[Collected data entries]
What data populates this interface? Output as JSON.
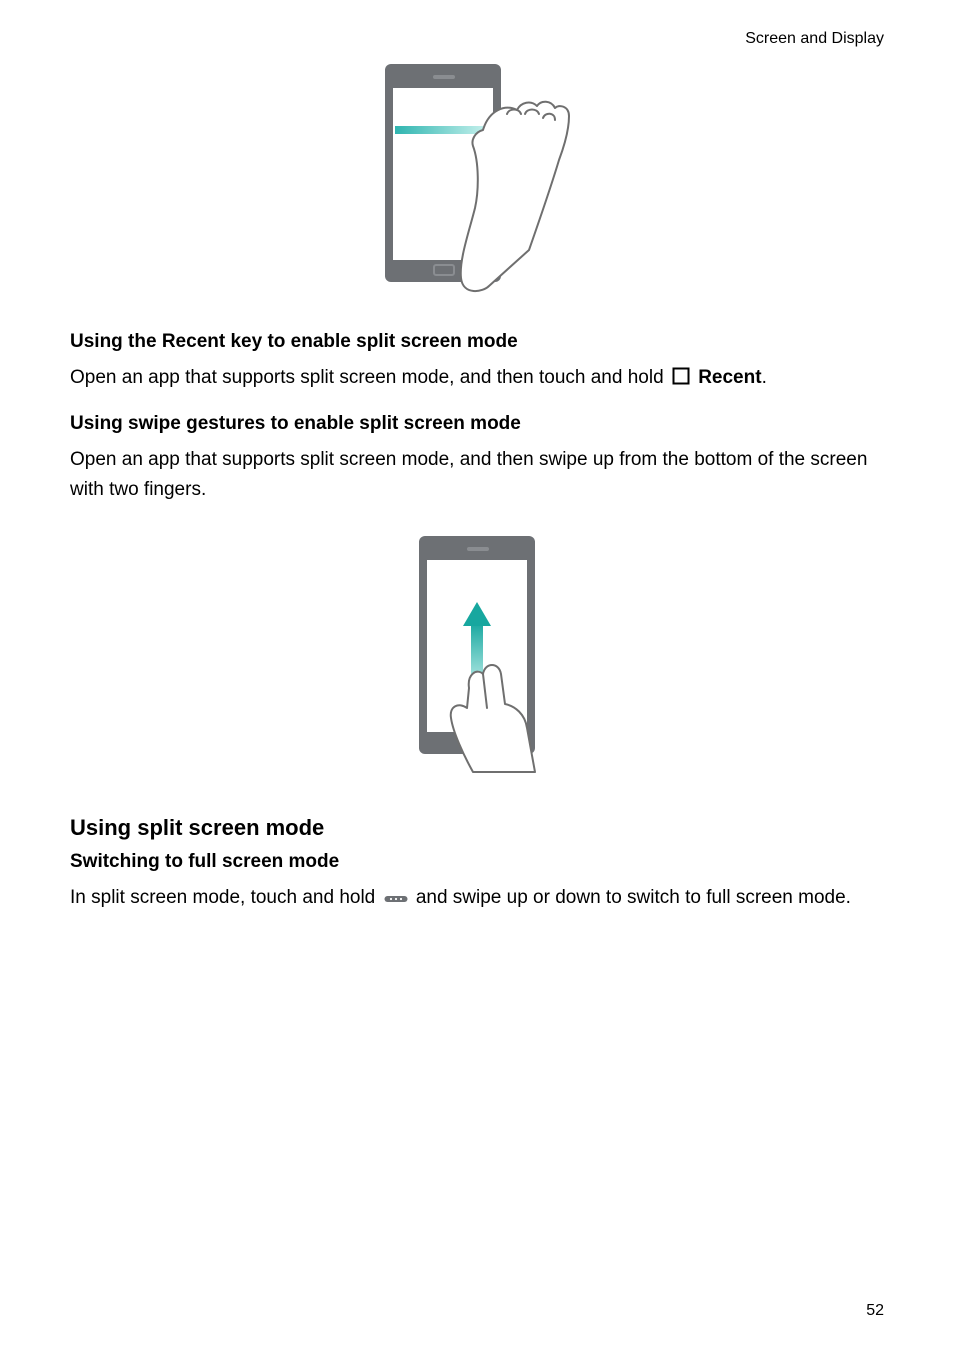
{
  "header": {
    "section_label": "Screen and Display"
  },
  "section1": {
    "heading": "Using the Recent key to enable split screen mode",
    "line1_a": "Open an app that supports split screen mode, and then touch and hold ",
    "line1_b_bold": "Recent",
    "line1_c": "."
  },
  "section2": {
    "heading": "Using swipe gestures to enable split screen mode",
    "body": "Open an app that supports split screen mode, and then swipe up from the bottom of the screen with two fingers."
  },
  "section3": {
    "title": "Using split screen mode",
    "sub_heading": "Switching to full screen mode",
    "line_a": "In split screen mode, touch and hold ",
    "line_b": " and swipe up or down to switch to full screen mode."
  },
  "footer": {
    "page_number": "52"
  }
}
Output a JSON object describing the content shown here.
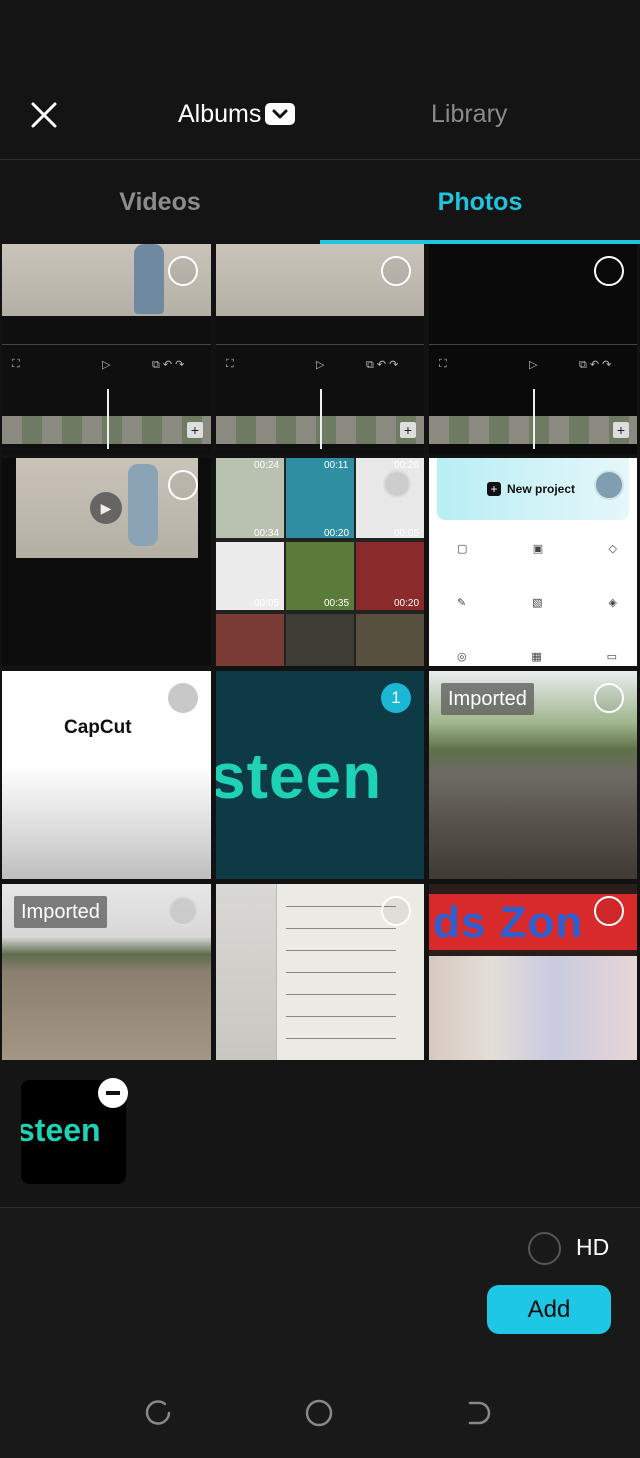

● What you should do: Select every line in the records above that contains the word "full".

● Solution to this problem:
    "sub_heading": "Switching to full screen mode",
    "line_b": " and swipe up or down to switch to full screen mode."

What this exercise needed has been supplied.